Repeat the lines that follow, leaving nothing out.

Entries
— START —

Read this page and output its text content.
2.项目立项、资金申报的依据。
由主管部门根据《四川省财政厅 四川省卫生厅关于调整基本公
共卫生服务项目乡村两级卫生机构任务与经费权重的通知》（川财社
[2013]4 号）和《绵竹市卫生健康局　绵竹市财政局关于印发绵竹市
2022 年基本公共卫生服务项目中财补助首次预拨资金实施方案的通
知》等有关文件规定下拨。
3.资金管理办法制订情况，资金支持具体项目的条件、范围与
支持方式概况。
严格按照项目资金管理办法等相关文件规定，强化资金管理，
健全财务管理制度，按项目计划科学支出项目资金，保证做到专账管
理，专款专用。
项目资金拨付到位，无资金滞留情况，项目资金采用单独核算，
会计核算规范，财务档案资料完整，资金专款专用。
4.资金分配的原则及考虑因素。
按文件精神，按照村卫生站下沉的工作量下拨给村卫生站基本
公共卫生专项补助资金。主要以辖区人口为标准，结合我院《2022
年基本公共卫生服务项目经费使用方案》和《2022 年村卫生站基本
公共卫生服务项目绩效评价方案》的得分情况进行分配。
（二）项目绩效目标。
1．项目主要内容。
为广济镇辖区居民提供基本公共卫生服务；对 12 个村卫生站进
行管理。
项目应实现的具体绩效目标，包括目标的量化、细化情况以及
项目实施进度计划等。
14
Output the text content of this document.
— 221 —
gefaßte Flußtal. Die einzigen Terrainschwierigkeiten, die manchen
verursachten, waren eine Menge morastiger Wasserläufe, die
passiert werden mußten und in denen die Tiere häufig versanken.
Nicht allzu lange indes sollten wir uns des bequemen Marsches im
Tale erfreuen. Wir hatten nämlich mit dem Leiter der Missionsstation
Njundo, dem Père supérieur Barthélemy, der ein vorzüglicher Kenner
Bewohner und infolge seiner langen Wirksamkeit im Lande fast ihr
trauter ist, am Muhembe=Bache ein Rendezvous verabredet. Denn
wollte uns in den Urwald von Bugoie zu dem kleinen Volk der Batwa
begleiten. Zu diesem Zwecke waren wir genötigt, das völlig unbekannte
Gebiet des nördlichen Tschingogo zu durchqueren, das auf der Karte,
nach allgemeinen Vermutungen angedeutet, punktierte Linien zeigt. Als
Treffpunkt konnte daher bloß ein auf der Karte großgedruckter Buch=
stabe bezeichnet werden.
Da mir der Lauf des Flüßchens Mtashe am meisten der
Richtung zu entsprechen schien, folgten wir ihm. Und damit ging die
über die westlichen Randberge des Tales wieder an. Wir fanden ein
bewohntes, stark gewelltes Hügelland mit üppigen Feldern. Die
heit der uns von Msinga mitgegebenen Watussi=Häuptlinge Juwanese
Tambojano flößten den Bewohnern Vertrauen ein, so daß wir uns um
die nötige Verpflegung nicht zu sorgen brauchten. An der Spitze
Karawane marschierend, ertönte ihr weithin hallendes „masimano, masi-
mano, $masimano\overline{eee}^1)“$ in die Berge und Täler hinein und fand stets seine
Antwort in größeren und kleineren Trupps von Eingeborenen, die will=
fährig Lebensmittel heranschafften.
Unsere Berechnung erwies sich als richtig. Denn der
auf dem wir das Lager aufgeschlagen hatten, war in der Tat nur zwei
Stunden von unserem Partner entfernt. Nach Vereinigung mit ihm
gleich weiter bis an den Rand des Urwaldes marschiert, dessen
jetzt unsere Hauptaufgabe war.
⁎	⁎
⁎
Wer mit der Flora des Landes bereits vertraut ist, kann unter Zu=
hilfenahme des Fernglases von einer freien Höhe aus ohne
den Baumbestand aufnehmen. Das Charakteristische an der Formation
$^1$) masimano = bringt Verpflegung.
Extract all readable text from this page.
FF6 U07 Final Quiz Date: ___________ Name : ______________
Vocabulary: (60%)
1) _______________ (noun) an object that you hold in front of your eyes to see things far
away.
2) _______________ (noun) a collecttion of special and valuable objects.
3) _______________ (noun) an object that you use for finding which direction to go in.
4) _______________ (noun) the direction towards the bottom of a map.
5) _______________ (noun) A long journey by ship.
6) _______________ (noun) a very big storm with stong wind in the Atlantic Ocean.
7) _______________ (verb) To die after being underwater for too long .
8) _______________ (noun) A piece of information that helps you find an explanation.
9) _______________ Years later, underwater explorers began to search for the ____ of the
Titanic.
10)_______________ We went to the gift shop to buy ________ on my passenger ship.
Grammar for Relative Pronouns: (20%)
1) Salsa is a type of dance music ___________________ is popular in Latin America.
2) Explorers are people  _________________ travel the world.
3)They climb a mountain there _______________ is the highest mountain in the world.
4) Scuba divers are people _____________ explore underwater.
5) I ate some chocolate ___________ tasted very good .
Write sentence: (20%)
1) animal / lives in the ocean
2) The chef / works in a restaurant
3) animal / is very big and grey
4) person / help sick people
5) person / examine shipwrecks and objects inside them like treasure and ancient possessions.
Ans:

— END —

Reply to the task
Read this page and output its text content.
2.项目立项、资金申报的依据。
由主管部门根据《四川省财政厅 四川省卫生厅关于调整基本公
共卫生服务项目乡村两级卫生机构任务与经费权重的通知》（川财社
[2013]4 号）和《绵竹市卫生健康局　绵竹市财政局关于印发绵竹市
2022 年基本公共卫生服务项目中财补助首次预拨资金实施方案的通
知》等有关文件规定下拨。
3.资金管理办法制订情况，资金支持具体项目的条件、范围与
支持方式概况。
严格按照项目资金管理办法等相关文件规定，强化资金管理，
健全财务管理制度，按项目计划科学支出项目资金，保证做到专账管
理，专款专用。
项目资金拨付到位，无资金滞留情况，项目资金采用单独核算，
会计核算规范，财务档案资料完整，资金专款专用。
4.资金分配的原则及考虑因素。
按文件精神，按照村卫生站下沉的工作量下拨给村卫生站基本
公共卫生专项补助资金。主要以辖区人口为标准，结合我院《2022
年基本公共卫生服务项目经费使用方案》和《2022 年村卫生站基本
公共卫生服务项目绩效评价方案》的得分情况进行分配。
（二）项目绩效目标。
1．项目主要内容。
为广济镇辖区居民提供基本公共卫生服务；对 12 个村卫生站进
行管理。
项目应实现的具体绩效目标，包括目标的量化、细化情况以及
项目实施进度计划等。
14
Output the text content of this document.
— 221 —
gefaßte Flußtal. Die einzigen Terrainschwierigkeiten, die manchen
verursachten, waren eine Menge morastiger Wasserläufe, die
passiert werden mußten und in denen die Tiere häufig versanken.
Nicht allzu lange indes sollten wir uns des bequemen Marsches im
Tale erfreuen. Wir hatten nämlich mit dem Leiter der Missionsstation
Njundo, dem Père supérieur Barthélemy, der ein vorzüglicher Kenner
Bewohner und infolge seiner langen Wirksamkeit im Lande fast ihr
trauter ist, am Muhembe=Bache ein Rendezvous verabredet. Denn
wollte uns in den Urwald von Bugoie zu dem kleinen Volk der Batwa
begleiten. Zu diesem Zwecke waren wir genötigt, das völlig unbekannte
Gebiet des nördlichen Tschingogo zu durchqueren, das auf der Karte,
nach allgemeinen Vermutungen angedeutet, punktierte Linien zeigt. Als
Treffpunkt konnte daher bloß ein auf der Karte großgedruckter Buch=
stabe bezeichnet werden.
Da mir der Lauf des Flüßchens Mtashe am meisten der
Richtung zu entsprechen schien, folgten wir ihm. Und damit ging die
über die westlichen Randberge des Tales wieder an. Wir fanden ein
bewohntes, stark gewelltes Hügelland mit üppigen Feldern. Die
heit der uns von Msinga mitgegebenen Watussi=Häuptlinge Juwanese
Tambojano flößten den Bewohnern Vertrauen ein, so daß wir uns um
die nötige Verpflegung nicht zu sorgen brauchten. An der Spitze
Karawane marschierend, ertönte ihr weithin hallendes „masimano, masi-
mano, $masimano\overline{eee}^1)“$ in die Berge und Täler hinein und fand stets seine
Antwort in größeren und kleineren Trupps von Eingeborenen, die will=
fährig Lebensmittel heranschafften.
Unsere Berechnung erwies sich als richtig. Denn der
auf dem wir das Lager aufgeschlagen hatten, war in der Tat nur zwei
Stunden von unserem Partner entfernt. Nach Vereinigung mit ihm
gleich weiter bis an den Rand des Urwaldes marschiert, dessen
jetzt unsere Hauptaufgabe war.
⁎	⁎
⁎
Wer mit der Flora des Landes bereits vertraut ist, kann unter Zu=
hilfenahme des Fernglases von einer freien Höhe aus ohne
den Baumbestand aufnehmen. Das Charakteristische an der Formation
$^1$) masimano = bringt Verpflegung.
Extract all readable text from this page.
FF6 U07 Final Quiz Date: ___________ Name : ______________
Vocabulary: (60%)
1) _______________ (noun) an object that you hold in front of your eyes to see things far
away.
2) _______________ (noun) a collecttion of special and valuable objects.
3) _______________ (noun) an object that you use for finding which direction to go in.
4) _______________ (noun) the direction towards the bottom of a map.
5) _______________ (noun) A long journey by ship.
6) _______________ (noun) a very big storm with stong wind in the Atlantic Ocean.
7) _______________ (verb) To die after being underwater for too long .
8) _______________ (noun) A piece of information that helps you find an explanation.
9) _______________ Years later, underwater explorers began to search for the ____ of the
Titanic.
10)_______________ We went to the gift shop to buy ________ on my passenger ship.
Grammar for Relative Pronouns: (20%)
1) Salsa is a type of dance music ___________________ is popular in Latin America.
2) Explorers are people  _________________ travel the world.
3)They climb a mountain there _______________ is the highest mountain in the world.
4) Scuba divers are people _____________ explore underwater.
5) I ate some chocolate ___________ tasted very good .
Write sentence: (20%)
1) animal / lives in the ocean
2) The chef / works in a restaurant
3) animal / is very big and grey
4) person / help sick people
5) person / examine shipwrecks and objects inside them like treasure and ancient possessions.
Ans:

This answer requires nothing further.